Figure collection entries:

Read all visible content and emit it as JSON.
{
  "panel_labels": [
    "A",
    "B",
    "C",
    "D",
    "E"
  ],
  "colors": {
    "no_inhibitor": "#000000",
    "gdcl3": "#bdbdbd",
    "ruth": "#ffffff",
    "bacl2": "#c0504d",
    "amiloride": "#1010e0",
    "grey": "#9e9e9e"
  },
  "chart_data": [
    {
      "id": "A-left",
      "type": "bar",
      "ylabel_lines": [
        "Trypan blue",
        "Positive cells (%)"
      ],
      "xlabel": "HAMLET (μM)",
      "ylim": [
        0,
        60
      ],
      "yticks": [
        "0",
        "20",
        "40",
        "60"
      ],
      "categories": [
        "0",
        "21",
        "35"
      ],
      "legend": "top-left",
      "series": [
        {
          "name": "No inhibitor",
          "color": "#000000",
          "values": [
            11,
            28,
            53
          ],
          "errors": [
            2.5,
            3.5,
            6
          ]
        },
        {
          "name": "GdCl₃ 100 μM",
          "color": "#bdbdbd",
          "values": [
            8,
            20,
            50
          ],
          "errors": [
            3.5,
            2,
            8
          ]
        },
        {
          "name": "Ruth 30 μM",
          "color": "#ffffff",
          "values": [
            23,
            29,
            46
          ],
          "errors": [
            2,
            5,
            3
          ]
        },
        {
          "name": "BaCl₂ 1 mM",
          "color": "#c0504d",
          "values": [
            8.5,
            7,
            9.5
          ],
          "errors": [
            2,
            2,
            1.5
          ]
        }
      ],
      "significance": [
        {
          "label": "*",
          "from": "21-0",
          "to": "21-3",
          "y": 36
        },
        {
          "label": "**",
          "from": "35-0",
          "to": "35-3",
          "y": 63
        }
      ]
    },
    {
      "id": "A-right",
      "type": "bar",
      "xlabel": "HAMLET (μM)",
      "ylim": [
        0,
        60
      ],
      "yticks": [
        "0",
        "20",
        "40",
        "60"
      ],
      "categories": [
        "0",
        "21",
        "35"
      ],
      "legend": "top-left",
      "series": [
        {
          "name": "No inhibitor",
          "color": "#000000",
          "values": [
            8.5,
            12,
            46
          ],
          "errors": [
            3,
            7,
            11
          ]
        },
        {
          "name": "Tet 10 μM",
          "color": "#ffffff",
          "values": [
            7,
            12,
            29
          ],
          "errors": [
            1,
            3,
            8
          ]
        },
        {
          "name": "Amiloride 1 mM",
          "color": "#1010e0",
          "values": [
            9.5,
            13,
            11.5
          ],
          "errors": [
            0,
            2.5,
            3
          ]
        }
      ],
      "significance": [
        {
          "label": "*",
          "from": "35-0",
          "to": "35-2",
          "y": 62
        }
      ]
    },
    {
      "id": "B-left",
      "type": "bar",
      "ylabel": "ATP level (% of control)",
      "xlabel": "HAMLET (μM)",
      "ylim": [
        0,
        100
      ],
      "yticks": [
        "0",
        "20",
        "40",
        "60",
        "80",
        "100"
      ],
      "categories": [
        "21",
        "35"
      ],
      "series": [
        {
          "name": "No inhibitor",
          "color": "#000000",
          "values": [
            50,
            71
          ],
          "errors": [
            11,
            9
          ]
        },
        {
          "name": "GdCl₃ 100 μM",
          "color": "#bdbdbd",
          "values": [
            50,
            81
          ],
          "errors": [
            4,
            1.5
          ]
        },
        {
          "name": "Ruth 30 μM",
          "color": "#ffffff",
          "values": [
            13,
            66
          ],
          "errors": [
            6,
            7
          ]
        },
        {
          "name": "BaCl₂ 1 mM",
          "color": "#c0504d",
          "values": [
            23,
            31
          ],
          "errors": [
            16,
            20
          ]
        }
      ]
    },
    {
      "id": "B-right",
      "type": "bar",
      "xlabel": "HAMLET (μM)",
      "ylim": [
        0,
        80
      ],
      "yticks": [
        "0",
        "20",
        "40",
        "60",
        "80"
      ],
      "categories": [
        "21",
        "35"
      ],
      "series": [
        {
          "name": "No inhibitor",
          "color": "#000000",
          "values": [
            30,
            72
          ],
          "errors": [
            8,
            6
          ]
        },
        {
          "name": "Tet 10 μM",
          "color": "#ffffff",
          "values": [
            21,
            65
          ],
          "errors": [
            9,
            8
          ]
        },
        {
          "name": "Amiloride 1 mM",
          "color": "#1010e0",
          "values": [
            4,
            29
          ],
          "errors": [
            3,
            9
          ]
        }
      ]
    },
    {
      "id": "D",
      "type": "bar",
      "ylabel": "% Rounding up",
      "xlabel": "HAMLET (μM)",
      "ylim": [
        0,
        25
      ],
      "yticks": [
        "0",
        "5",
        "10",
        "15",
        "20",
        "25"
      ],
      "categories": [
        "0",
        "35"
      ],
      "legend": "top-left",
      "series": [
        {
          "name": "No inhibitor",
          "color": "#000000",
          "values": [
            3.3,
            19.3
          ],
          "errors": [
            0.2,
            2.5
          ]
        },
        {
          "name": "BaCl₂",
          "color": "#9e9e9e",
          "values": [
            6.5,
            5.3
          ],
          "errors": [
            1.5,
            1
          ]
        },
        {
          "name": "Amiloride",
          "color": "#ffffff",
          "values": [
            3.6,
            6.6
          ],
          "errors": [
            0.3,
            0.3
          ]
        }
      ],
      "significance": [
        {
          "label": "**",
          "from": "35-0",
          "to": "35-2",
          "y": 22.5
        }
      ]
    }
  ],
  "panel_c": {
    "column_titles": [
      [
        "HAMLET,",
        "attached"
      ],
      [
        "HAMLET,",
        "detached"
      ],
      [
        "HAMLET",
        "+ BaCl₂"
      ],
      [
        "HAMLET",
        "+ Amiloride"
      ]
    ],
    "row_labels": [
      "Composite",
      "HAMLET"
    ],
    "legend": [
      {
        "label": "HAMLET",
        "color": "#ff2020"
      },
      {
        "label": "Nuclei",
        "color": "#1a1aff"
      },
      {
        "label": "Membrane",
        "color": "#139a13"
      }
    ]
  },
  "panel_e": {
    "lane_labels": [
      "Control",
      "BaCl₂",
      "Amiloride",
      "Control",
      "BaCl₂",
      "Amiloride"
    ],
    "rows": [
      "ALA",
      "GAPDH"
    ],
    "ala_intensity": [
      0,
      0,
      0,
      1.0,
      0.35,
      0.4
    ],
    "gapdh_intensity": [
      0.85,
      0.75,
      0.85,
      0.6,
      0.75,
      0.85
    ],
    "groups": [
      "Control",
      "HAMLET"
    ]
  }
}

* Exercise prompt: Every entry should be printed again exactly as written.

* Final answer:
Read all visible content and emit it as JSON.
{
  "panel_labels": [
    "A",
    "B",
    "C",
    "D",
    "E"
  ],
  "colors": {
    "no_inhibitor": "#000000",
    "gdcl3": "#bdbdbd",
    "ruth": "#ffffff",
    "bacl2": "#c0504d",
    "amiloride": "#1010e0",
    "grey": "#9e9e9e"
  },
  "chart_data": [
    {
      "id": "A-left",
      "type": "bar",
      "ylabel_lines": [
        "Trypan blue",
        "Positive cells (%)"
      ],
      "xlabel": "HAMLET (μM)",
      "ylim": [
        0,
        60
      ],
      "yticks": [
        "0",
        "20",
        "40",
        "60"
      ],
      "categories": [
        "0",
        "21",
        "35"
      ],
      "legend": "top-left",
      "series": [
        {
          "name": "No inhibitor",
          "color": "#000000",
          "values": [
            11,
            28,
            53
          ],
          "errors": [
            2.5,
            3.5,
            6
          ]
        },
        {
          "name": "GdCl₃ 100 μM",
          "color": "#bdbdbd",
          "values": [
            8,
            20,
            50
          ],
          "errors": [
            3.5,
            2,
            8
          ]
        },
        {
          "name": "Ruth 30 μM",
          "color": "#ffffff",
          "values": [
            23,
            29,
            46
          ],
          "errors": [
            2,
            5,
            3
          ]
        },
        {
          "name": "BaCl₂ 1 mM",
          "color": "#c0504d",
          "values": [
            8.5,
            7,
            9.5
          ],
          "errors": [
            2,
            2,
            1.5
          ]
        }
      ],
      "significance": [
        {
          "label": "*",
          "from": "21-0",
          "to": "21-3",
          "y": 36
        },
        {
          "label": "**",
          "from": "35-0",
          "to": "35-3",
          "y": 63
        }
      ]
    },
    {
      "id": "A-right",
      "type": "bar",
      "xlabel": "HAMLET (μM)",
      "ylim": [
        0,
        60
      ],
      "yticks": [
        "0",
        "20",
        "40",
        "60"
      ],
      "categories": [
        "0",
        "21",
        "35"
      ],
      "legend": "top-left",
      "series": [
        {
          "name": "No inhibitor",
          "color": "#000000",
          "values": [
            8.5,
            12,
            46
          ],
          "errors": [
            3,
            7,
            11
          ]
        },
        {
          "name": "Tet 10 μM",
          "color": "#ffffff",
          "values": [
            7,
            12,
            29
          ],
          "errors": [
            1,
            3,
            8
          ]
        },
        {
          "name": "Amiloride 1 mM",
          "color": "#1010e0",
          "values": [
            9.5,
            13,
            11.5
          ],
          "errors": [
            0,
            2.5,
            3
          ]
        }
      ],
      "significance": [
        {
          "label": "*",
          "from": "35-0",
          "to": "35-2",
          "y": 62
        }
      ]
    },
    {
      "id": "B-left",
      "type": "bar",
      "ylabel": "ATP level (% of control)",
      "xlabel": "HAMLET (μM)",
      "ylim": [
        0,
        100
      ],
      "yticks": [
        "0",
        "20",
        "40",
        "60",
        "80",
        "100"
      ],
      "categories": [
        "21",
        "35"
      ],
      "series": [
        {
          "name": "No inhibitor",
          "color": "#000000",
          "values": [
            50,
            71
          ],
          "errors": [
            11,
            9
          ]
        },
        {
          "name": "GdCl₃ 100 μM",
          "color": "#bdbdbd",
          "values": [
            50,
            81
          ],
          "errors": [
            4,
            1.5
          ]
        },
        {
          "name": "Ruth 30 μM",
          "color": "#ffffff",
          "values": [
            13,
            66
          ],
          "errors": [
            6,
            7
          ]
        },
        {
          "name": "BaCl₂ 1 mM",
          "color": "#c0504d",
          "values": [
            23,
            31
          ],
          "errors": [
            16,
            20
          ]
        }
      ]
    },
    {
      "id": "B-right",
      "type": "bar",
      "xlabel": "HAMLET (μM)",
      "ylim": [
        0,
        80
      ],
      "yticks": [
        "0",
        "20",
        "40",
        "60",
        "80"
      ],
      "categories": [
        "21",
        "35"
      ],
      "series": [
        {
          "name": "No inhibitor",
          "color": "#000000",
          "values": [
            30,
            72
          ],
          "errors": [
            8,
            6
          ]
        },
        {
          "name": "Tet 10 μM",
          "color": "#ffffff",
          "values": [
            21,
            65
          ],
          "errors": [
            9,
            8
          ]
        },
        {
          "name": "Amiloride 1 mM",
          "color": "#1010e0",
          "values": [
            4,
            29
          ],
          "errors": [
            3,
            9
          ]
        }
      ]
    },
    {
      "id": "D",
      "type": "bar",
      "ylabel": "% Rounding up",
      "xlabel": "HAMLET (μM)",
      "ylim": [
        0,
        25
      ],
      "yticks": [
        "0",
        "5",
        "10",
        "15",
        "20",
        "25"
      ],
      "categories": [
        "0",
        "35"
      ],
      "legend": "top-left",
      "series": [
        {
          "name": "No inhibitor",
          "color": "#000000",
          "values": [
            3.3,
            19.3
          ],
          "errors": [
            0.2,
            2.5
          ]
        },
        {
          "name": "BaCl₂",
          "color": "#9e9e9e",
          "values": [
            6.5,
            5.3
          ],
          "errors": [
            1.5,
            1
          ]
        },
        {
          "name": "Amiloride",
          "color": "#ffffff",
          "values": [
            3.6,
            6.6
          ],
          "errors": [
            0.3,
            0.3
          ]
        }
      ],
      "significance": [
        {
          "label": "**",
          "from": "35-0",
          "to": "35-2",
          "y": 22.5
        }
      ]
    }
  ],
  "panel_c": {
    "column_titles": [
      [
        "HAMLET,",
        "attached"
      ],
      [
        "HAMLET,",
        "detached"
      ],
      [
        "HAMLET",
        "+ BaCl₂"
      ],
      [
        "HAMLET",
        "+ Amiloride"
      ]
    ],
    "row_labels": [
      "Composite",
      "HAMLET"
    ],
    "legend": [
      {
        "label": "HAMLET",
        "color": "#ff2020"
      },
      {
        "label": "Nuclei",
        "color": "#1a1aff"
      },
      {
        "label": "Membrane",
        "color": "#139a13"
      }
    ]
  },
  "panel_e": {
    "lane_labels": [
      "Control",
      "BaCl₂",
      "Amiloride",
      "Control",
      "BaCl₂",
      "Amiloride"
    ],
    "rows": [
      "ALA",
      "GAPDH"
    ],
    "ala_intensity": [
      0,
      0,
      0,
      1.0,
      0.35,
      0.4
    ],
    "gapdh_intensity": [
      0.85,
      0.75,
      0.85,
      0.6,
      0.75,
      0.85
    ],
    "groups": [
      "Control",
      "HAMLET"
    ]
  }
}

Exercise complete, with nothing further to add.